──────── DATA EXTRACT ────────
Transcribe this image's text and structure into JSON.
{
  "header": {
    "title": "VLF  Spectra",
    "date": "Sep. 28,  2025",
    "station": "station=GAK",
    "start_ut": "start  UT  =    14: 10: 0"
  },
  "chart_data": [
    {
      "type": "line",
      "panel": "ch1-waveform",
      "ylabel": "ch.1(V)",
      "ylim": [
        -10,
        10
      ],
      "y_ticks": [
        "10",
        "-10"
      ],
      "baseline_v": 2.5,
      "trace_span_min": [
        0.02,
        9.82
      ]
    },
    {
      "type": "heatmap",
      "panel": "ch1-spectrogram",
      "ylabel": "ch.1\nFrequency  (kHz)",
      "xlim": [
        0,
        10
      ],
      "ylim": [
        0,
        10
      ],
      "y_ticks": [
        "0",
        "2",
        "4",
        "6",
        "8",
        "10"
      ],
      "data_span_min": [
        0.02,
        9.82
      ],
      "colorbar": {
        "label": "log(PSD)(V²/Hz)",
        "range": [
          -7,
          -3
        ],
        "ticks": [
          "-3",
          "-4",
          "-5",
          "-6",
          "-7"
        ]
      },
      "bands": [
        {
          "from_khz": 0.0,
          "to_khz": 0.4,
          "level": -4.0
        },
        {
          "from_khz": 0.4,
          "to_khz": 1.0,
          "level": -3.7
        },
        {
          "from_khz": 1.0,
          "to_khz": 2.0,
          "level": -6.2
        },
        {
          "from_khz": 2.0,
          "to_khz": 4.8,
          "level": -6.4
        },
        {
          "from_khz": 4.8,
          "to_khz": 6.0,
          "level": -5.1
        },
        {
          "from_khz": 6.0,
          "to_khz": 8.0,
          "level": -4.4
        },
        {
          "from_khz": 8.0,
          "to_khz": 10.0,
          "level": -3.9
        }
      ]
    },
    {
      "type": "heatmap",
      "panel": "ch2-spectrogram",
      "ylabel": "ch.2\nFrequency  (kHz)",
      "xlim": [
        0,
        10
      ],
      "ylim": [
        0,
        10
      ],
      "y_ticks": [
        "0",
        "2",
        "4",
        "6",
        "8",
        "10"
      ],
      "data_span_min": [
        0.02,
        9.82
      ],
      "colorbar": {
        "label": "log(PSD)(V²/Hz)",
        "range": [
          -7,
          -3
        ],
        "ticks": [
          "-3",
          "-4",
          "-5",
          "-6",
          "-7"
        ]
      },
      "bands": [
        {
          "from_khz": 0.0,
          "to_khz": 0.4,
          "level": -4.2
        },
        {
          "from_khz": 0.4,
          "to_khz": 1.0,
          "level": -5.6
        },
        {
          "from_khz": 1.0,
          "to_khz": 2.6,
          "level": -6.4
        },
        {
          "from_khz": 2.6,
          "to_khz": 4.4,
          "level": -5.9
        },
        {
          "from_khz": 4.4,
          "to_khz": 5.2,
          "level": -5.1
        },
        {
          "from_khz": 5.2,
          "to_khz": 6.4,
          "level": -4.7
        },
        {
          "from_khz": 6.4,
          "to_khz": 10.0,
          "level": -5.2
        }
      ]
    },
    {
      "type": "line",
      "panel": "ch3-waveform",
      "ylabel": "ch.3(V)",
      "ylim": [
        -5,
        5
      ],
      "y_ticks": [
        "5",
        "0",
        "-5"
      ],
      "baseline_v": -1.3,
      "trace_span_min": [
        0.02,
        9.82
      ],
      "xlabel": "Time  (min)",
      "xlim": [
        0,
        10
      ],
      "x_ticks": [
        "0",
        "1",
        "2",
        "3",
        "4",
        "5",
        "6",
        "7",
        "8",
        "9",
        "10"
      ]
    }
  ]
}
────────
§ **EXERCISE PROMPT**
Gather and return every line that holds the string "ylabel".

§ **FULL OUTPUT**
      "ylabel": "ch.1(V)",
      "ylabel": "ch.1\nFrequency  (kHz)",
      "ylabel": "ch.2\nFrequency  (kHz)",
      "ylabel": "ch.3(V)",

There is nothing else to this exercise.